_What you will do_
Extract the records below word for word and ignore the images.

_Dataset extract_
▽

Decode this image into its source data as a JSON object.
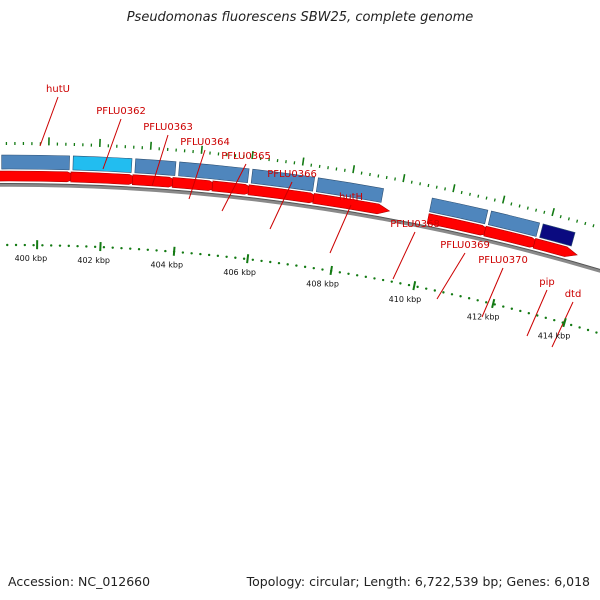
{
  "header": {
    "title": "Pseudomonas fluorescens SBW25, complete genome"
  },
  "footer": {
    "accession": "Accession: NC_012660",
    "topology": "Topology: circular; Length: 6,722,539 bp; Genes: 6,018"
  },
  "colors": {
    "cds": "#ff0000",
    "cds_hatch": "#880000",
    "gene_default": "#4f86bd",
    "label": "#cc0000",
    "tick": "#137a13",
    "backbone": "#888888"
  },
  "genes": [
    {
      "label": "hutU",
      "color": "#4f86bd"
    },
    {
      "label": "PFLU0362",
      "color": "#22bdf0"
    },
    {
      "label": "PFLU0363",
      "color": "#4f86bd"
    },
    {
      "label": "PFLU0364",
      "color": "#4f86bd"
    },
    {
      "label": "PFLU0365",
      "color": "#4f86bd"
    },
    {
      "label": "PFLU0366",
      "color": "#4f86bd"
    },
    {
      "label": "hutH",
      "color": "#4f86bd"
    },
    {
      "label": "PFLU0368",
      "color": "#4f86bd"
    },
    {
      "label": "PFLU0369",
      "color": "#0a0a80"
    },
    {
      "label": "PFLU0370",
      "color": "#4f86bd"
    },
    {
      "label": "pip",
      "color": "#f08a8a"
    },
    {
      "label": "dtd",
      "color": "#5a4f9a"
    }
  ],
  "ruler": [
    {
      "label": "400 kbp"
    },
    {
      "label": "402 kbp"
    },
    {
      "label": "404 kbp"
    },
    {
      "label": "406 kbp"
    },
    {
      "label": "408 kbp"
    },
    {
      "label": "410 kbp"
    },
    {
      "label": "412 kbp"
    },
    {
      "label": "414 kbp"
    }
  ]
}
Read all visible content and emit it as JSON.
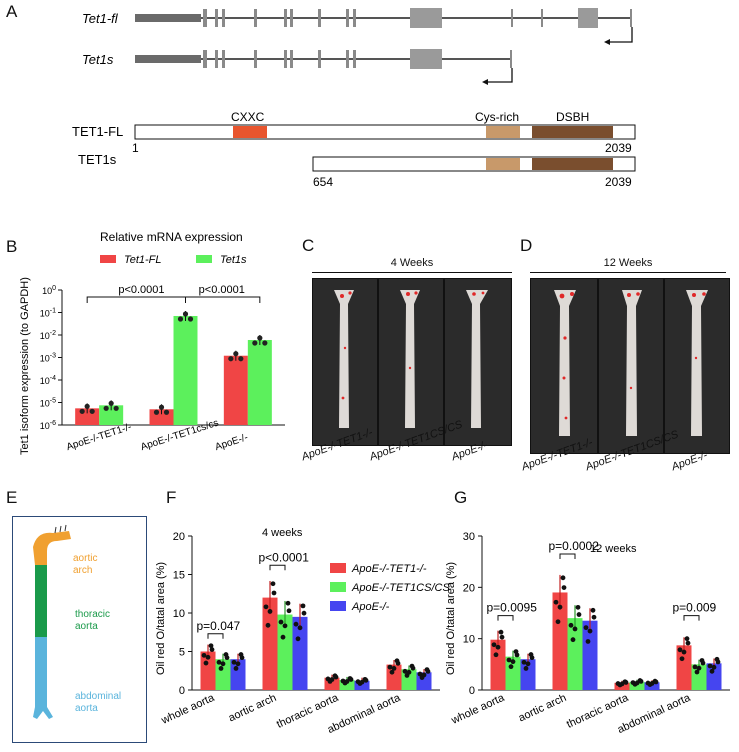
{
  "panels": {
    "A": "A",
    "B": "B",
    "C": "C",
    "D": "D",
    "E": "E",
    "F": "F",
    "G": "G"
  },
  "panelA": {
    "transcript1": "Tet1-fl",
    "transcript2": "Tet1s",
    "protein1": "TET1-FL",
    "protein2": "TET1s",
    "domain_cxxc": "CXXC",
    "domain_cys": "Cys-rich",
    "domain_dsbh": "DSBH",
    "fl_start": "1",
    "fl_end": "2039",
    "s_start": "654",
    "s_end": "2039"
  },
  "panelC": {
    "title": "4 Weeks",
    "labels": [
      "ApoE-/-TET1-/-",
      "ApoE-/-TET1CS/CS",
      "ApoE-/-"
    ]
  },
  "panelD": {
    "title": "12 Weeks",
    "labels": [
      "ApoE-/-TET1-/-",
      "ApoE-/-TET1CS/CS",
      "ApoE-/-"
    ]
  },
  "panelE": {
    "arch": "aortic arch",
    "thoracic": "thoracic aorta",
    "abdominal": "abdominal aorta"
  },
  "colors": {
    "red": "#f04545",
    "green": "#5cf05c",
    "blue": "#4545f0",
    "arch": "#f0a030",
    "thoracic": "#1a9a4a",
    "abdominal": "#5ab4dc"
  },
  "chart_data": [
    {
      "type": "bar",
      "panel": "B",
      "title": "Relative mRNA expression",
      "ylabel": "Tet1 isoform expression (to GAPDH)",
      "yscale": "log",
      "ylim": [
        1e-06,
        1
      ],
      "yticks": [
        "10^0",
        "10^-1",
        "10^-2",
        "10^-3",
        "10^-4",
        "10^-5",
        "10^-6"
      ],
      "categories": [
        "ApoE-/-TET1-/-",
        "ApoE-/-TET1cs/cs",
        "ApoE-/-"
      ],
      "series": [
        {
          "name": "Tet1-FL",
          "values": [
            5.5e-06,
            5e-06,
            0.0012
          ]
        },
        {
          "name": "Tet1s",
          "values": [
            7.5e-06,
            0.07,
            0.006
          ]
        }
      ],
      "annotations": [
        "p<0.0001",
        "p<0.0001"
      ]
    },
    {
      "type": "bar",
      "panel": "F",
      "title": "4 weeks",
      "ylabel": "Oil red O/tatal area (%)",
      "ylim": [
        0,
        20
      ],
      "yticks": [
        "0",
        "5",
        "10",
        "15",
        "20"
      ],
      "categories": [
        "whole aorta",
        "aortic arch",
        "thoracic aorta",
        "abdominal aorta"
      ],
      "series": [
        {
          "name": "ApoE-/-TET1-/-",
          "values": [
            5.0,
            12.0,
            1.6,
            3.3
          ]
        },
        {
          "name": "ApoE-/-TET1CS/CS",
          "values": [
            4.0,
            9.8,
            1.3,
            2.7
          ]
        },
        {
          "name": "ApoE-/-",
          "values": [
            4.0,
            9.5,
            1.2,
            2.3
          ]
        }
      ],
      "annotations": [
        "p=0.047",
        "p<0.0001"
      ]
    },
    {
      "type": "bar",
      "panel": "G",
      "title": "12 weeks",
      "ylabel": "Oil red O/tatal area (%)",
      "ylim": [
        0,
        30
      ],
      "yticks": [
        "0",
        "10",
        "20",
        "30"
      ],
      "categories": [
        "whole aorta",
        "aortic arch",
        "thoracic aorta",
        "abdominal aorta"
      ],
      "series": [
        {
          "name": "ApoE-/-TET1-/-",
          "values": [
            9.8,
            19.0,
            1.4,
            8.7
          ]
        },
        {
          "name": "ApoE-/-TET1CS/CS",
          "values": [
            6.5,
            14.0,
            1.6,
            5.0
          ]
        },
        {
          "name": "ApoE-/-",
          "values": [
            6.0,
            13.5,
            1.5,
            5.2
          ]
        }
      ],
      "annotations": [
        "p=0.0095",
        "p=0.0002",
        "p=0.009"
      ]
    }
  ]
}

△

_Response box_
Decode this image into its source data as a JSON object.
{
  "header": {
    "title": "Pseudomonas fluorescens SBW25, complete genome"
  },
  "footer": {
    "accession": "Accession: NC_012660",
    "topology": "Topology: circular; Length: 6,722,539 bp; Genes: 6,018"
  },
  "colors": {
    "cds": "#ff0000",
    "cds_hatch": "#880000",
    "gene_default": "#4f86bd",
    "label": "#cc0000",
    "tick": "#137a13",
    "backbone": "#888888"
  },
  "genes": [
    {
      "label": "hutU",
      "color": "#4f86bd"
    },
    {
      "label": "PFLU0362",
      "color": "#22bdf0"
    },
    {
      "label": "PFLU0363",
      "color": "#4f86bd"
    },
    {
      "label": "PFLU0364",
      "color": "#4f86bd"
    },
    {
      "label": "PFLU0365",
      "color": "#4f86bd"
    },
    {
      "label": "PFLU0366",
      "color": "#4f86bd"
    },
    {
      "label": "hutH",
      "color": "#4f86bd"
    },
    {
      "label": "PFLU0368",
      "color": "#4f86bd"
    },
    {
      "label": "PFLU0369",
      "color": "#0a0a80"
    },
    {
      "label": "PFLU0370",
      "color": "#4f86bd"
    },
    {
      "label": "pip",
      "color": "#f08a8a"
    },
    {
      "label": "dtd",
      "color": "#5a4f9a"
    }
  ],
  "ruler": [
    {
      "label": "400 kbp"
    },
    {
      "label": "402 kbp"
    },
    {
      "label": "404 kbp"
    },
    {
      "label": "406 kbp"
    },
    {
      "label": "408 kbp"
    },
    {
      "label": "410 kbp"
    },
    {
      "label": "412 kbp"
    },
    {
      "label": "414 kbp"
    }
  ]
}
Read all visible content and emit it as JSON.
{
  "panels": {
    "A": "A",
    "B": "B",
    "C": "C",
    "D": "D",
    "E": "E",
    "F": "F",
    "G": "G"
  },
  "panelA": {
    "transcript1": "Tet1-fl",
    "transcript2": "Tet1s",
    "protein1": "TET1-FL",
    "protein2": "TET1s",
    "domain_cxxc": "CXXC",
    "domain_cys": "Cys-rich",
    "domain_dsbh": "DSBH",
    "fl_start": "1",
    "fl_end": "2039",
    "s_start": "654",
    "s_end": "2039"
  },
  "panelC": {
    "title": "4 Weeks",
    "labels": [
      "ApoE-/-TET1-/-",
      "ApoE-/-TET1CS/CS",
      "ApoE-/-"
    ]
  },
  "panelD": {
    "title": "12 Weeks",
    "labels": [
      "ApoE-/-TET1-/-",
      "ApoE-/-TET1CS/CS",
      "ApoE-/-"
    ]
  },
  "panelE": {
    "arch": "aortic arch",
    "thoracic": "thoracic aorta",
    "abdominal": "abdominal aorta"
  },
  "colors": {
    "red": "#f04545",
    "green": "#5cf05c",
    "blue": "#4545f0",
    "arch": "#f0a030",
    "thoracic": "#1a9a4a",
    "abdominal": "#5ab4dc"
  },
  "chart_data": [
    {
      "type": "bar",
      "panel": "B",
      "title": "Relative mRNA expression",
      "ylabel": "Tet1 isoform expression (to GAPDH)",
      "yscale": "log",
      "ylim": [
        1e-06,
        1
      ],
      "yticks": [
        "10^0",
        "10^-1",
        "10^-2",
        "10^-3",
        "10^-4",
        "10^-5",
        "10^-6"
      ],
      "categories": [
        "ApoE-/-TET1-/-",
        "ApoE-/-TET1cs/cs",
        "ApoE-/-"
      ],
      "series": [
        {
          "name": "Tet1-FL",
          "values": [
            5.5e-06,
            5e-06,
            0.0012
          ]
        },
        {
          "name": "Tet1s",
          "values": [
            7.5e-06,
            0.07,
            0.006
          ]
        }
      ],
      "annotations": [
        "p<0.0001",
        "p<0.0001"
      ]
    },
    {
      "type": "bar",
      "panel": "F",
      "title": "4 weeks",
      "ylabel": "Oil red O/tatal area (%)",
      "ylim": [
        0,
        20
      ],
      "yticks": [
        "0",
        "5",
        "10",
        "15",
        "20"
      ],
      "categories": [
        "whole aorta",
        "aortic arch",
        "thoracic aorta",
        "abdominal aorta"
      ],
      "series": [
        {
          "name": "ApoE-/-TET1-/-",
          "values": [
            5.0,
            12.0,
            1.6,
            3.3
          ]
        },
        {
          "name": "ApoE-/-TET1CS/CS",
          "values": [
            4.0,
            9.8,
            1.3,
            2.7
          ]
        },
        {
          "name": "ApoE-/-",
          "values": [
            4.0,
            9.5,
            1.2,
            2.3
          ]
        }
      ],
      "annotations": [
        "p=0.047",
        "p<0.0001"
      ]
    },
    {
      "type": "bar",
      "panel": "G",
      "title": "12 weeks",
      "ylabel": "Oil red O/tatal area (%)",
      "ylim": [
        0,
        30
      ],
      "yticks": [
        "0",
        "10",
        "20",
        "30"
      ],
      "categories": [
        "whole aorta",
        "aortic arch",
        "thoracic aorta",
        "abdominal aorta"
      ],
      "series": [
        {
          "name": "ApoE-/-TET1-/-",
          "values": [
            9.8,
            19.0,
            1.4,
            8.7
          ]
        },
        {
          "name": "ApoE-/-TET1CS/CS",
          "values": [
            6.5,
            14.0,
            1.6,
            5.0
          ]
        },
        {
          "name": "ApoE-/-",
          "values": [
            6.0,
            13.5,
            1.5,
            5.2
          ]
        }
      ],
      "annotations": [
        "p=0.0095",
        "p=0.0002",
        "p=0.009"
      ]
    }
  ]
}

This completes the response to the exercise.